- **Written problem**: Reproduce the entries below word for word, omitting the pictures.

- **Given records**:
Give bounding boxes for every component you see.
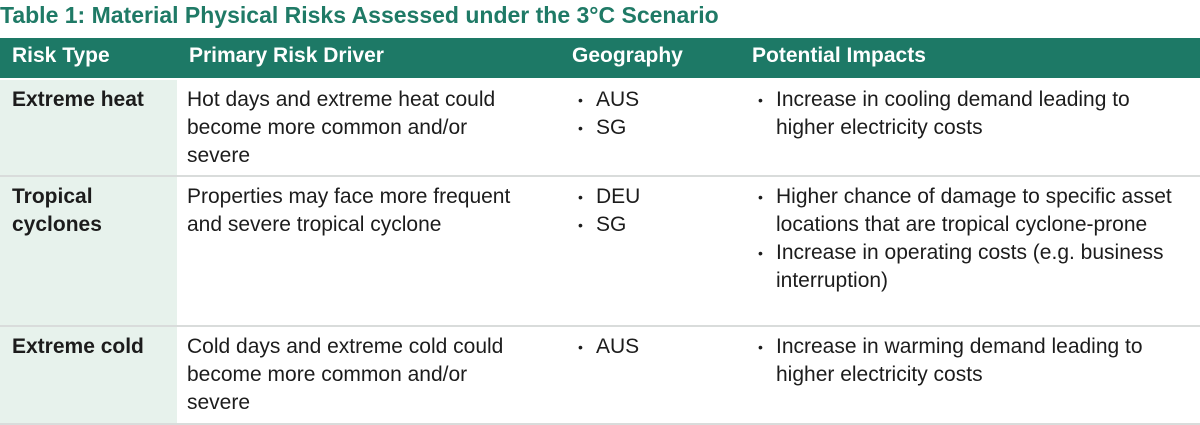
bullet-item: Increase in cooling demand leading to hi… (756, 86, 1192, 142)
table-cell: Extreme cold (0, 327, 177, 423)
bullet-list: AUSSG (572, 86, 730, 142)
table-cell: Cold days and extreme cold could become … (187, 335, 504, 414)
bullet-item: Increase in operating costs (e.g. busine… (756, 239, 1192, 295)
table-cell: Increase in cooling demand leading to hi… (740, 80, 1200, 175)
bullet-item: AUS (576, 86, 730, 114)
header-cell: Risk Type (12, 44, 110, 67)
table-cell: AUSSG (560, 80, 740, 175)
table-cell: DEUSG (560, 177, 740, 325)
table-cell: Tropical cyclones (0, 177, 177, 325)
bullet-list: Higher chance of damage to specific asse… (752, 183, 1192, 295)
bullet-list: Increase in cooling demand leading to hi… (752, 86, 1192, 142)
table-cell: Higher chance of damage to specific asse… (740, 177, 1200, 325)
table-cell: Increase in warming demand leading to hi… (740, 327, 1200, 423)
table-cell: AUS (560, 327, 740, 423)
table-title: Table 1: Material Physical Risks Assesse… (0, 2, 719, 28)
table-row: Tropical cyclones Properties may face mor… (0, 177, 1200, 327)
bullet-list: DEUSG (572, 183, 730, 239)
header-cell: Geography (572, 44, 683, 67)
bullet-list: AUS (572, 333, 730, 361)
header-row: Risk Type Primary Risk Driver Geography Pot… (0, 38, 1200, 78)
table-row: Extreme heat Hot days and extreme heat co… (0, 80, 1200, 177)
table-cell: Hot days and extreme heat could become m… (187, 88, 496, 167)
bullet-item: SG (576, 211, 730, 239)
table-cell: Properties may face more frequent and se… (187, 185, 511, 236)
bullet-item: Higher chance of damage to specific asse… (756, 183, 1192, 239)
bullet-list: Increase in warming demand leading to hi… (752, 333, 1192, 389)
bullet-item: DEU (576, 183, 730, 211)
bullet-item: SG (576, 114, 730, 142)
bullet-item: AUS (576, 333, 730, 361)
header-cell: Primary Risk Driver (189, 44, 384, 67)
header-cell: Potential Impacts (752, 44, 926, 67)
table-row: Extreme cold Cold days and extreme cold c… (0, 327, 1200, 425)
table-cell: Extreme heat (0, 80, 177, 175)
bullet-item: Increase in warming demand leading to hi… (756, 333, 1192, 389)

- **Written response**:
Give bounding boxes for every component you see.
bullet-item: Increase in cooling demand leading to hi… (756, 86, 1192, 142)
table-cell: Extreme cold (0, 327, 177, 423)
bullet-list: AUSSG (572, 86, 730, 142)
table-cell: Cold days and extreme cold could become … (187, 335, 504, 414)
bullet-item: Increase in operating costs (e.g. busine… (756, 239, 1192, 295)
table-cell: Increase in cooling demand leading to hi… (740, 80, 1200, 175)
bullet-item: AUS (576, 86, 730, 114)
header-cell: Risk Type (12, 44, 110, 67)
table-cell: AUSSG (560, 80, 740, 175)
table-cell: DEUSG (560, 177, 740, 325)
table-cell: Tropical cyclones (0, 177, 177, 325)
bullet-list: Higher chance of damage to specific asse… (752, 183, 1192, 295)
bullet-list: Increase in cooling demand leading to hi… (752, 86, 1192, 142)
table-cell: Higher chance of damage to specific asse… (740, 177, 1200, 325)
table-cell: Increase in warming demand leading to hi… (740, 327, 1200, 423)
table-cell: AUS (560, 327, 740, 423)
table-title: Table 1: Material Physical Risks Assesse… (0, 2, 719, 28)
table-row: Tropical cyclones Properties may face mor… (0, 177, 1200, 327)
bullet-list: DEUSG (572, 183, 730, 239)
header-cell: Geography (572, 44, 683, 67)
bullet-list: AUS (572, 333, 730, 361)
header-row: Risk Type Primary Risk Driver Geography Pot… (0, 38, 1200, 78)
table-row: Extreme heat Hot days and extreme heat co… (0, 80, 1200, 177)
table-cell: Hot days and extreme heat could become m… (187, 88, 496, 167)
bullet-item: SG (576, 211, 730, 239)
table-cell: Properties may face more frequent and se… (187, 185, 511, 236)
bullet-item: Higher chance of damage to specific asse… (756, 183, 1192, 239)
bullet-list: Increase in warming demand leading to hi… (752, 333, 1192, 389)
bullet-item: DEU (576, 183, 730, 211)
bullet-item: SG (576, 114, 730, 142)
bullet-item: AUS (576, 333, 730, 361)
header-cell: Primary Risk Driver (189, 44, 384, 67)
header-cell: Potential Impacts (752, 44, 926, 67)
table-row: Extreme cold Cold days and extreme cold c… (0, 327, 1200, 425)
table-cell: Extreme heat (0, 80, 177, 175)
bullet-item: Increase in warming demand leading to hi… (756, 333, 1192, 389)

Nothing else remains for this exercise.